| WHAT YOU SHOULD DO |
Collect each line holding the string "following".

::: INPUT

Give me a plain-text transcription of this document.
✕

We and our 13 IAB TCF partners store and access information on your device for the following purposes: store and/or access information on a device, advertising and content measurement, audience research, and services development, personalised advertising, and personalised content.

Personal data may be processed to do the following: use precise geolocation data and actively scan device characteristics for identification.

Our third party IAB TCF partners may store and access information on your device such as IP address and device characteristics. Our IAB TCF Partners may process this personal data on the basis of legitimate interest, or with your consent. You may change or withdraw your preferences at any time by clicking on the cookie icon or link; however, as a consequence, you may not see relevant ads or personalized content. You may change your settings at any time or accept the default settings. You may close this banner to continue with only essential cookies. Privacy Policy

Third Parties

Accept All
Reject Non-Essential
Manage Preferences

::::::

| FINAL ANSWER |
We and our 13 IAB TCF partners store and access information on your device for the following purposes: store and/or access information on a device, advertising and content measurement, audience research, and services development, personalised advertising, and personalised content.
Personal data may be processed to do the following: use precise geolocation data and actively scan device characteristics for identification.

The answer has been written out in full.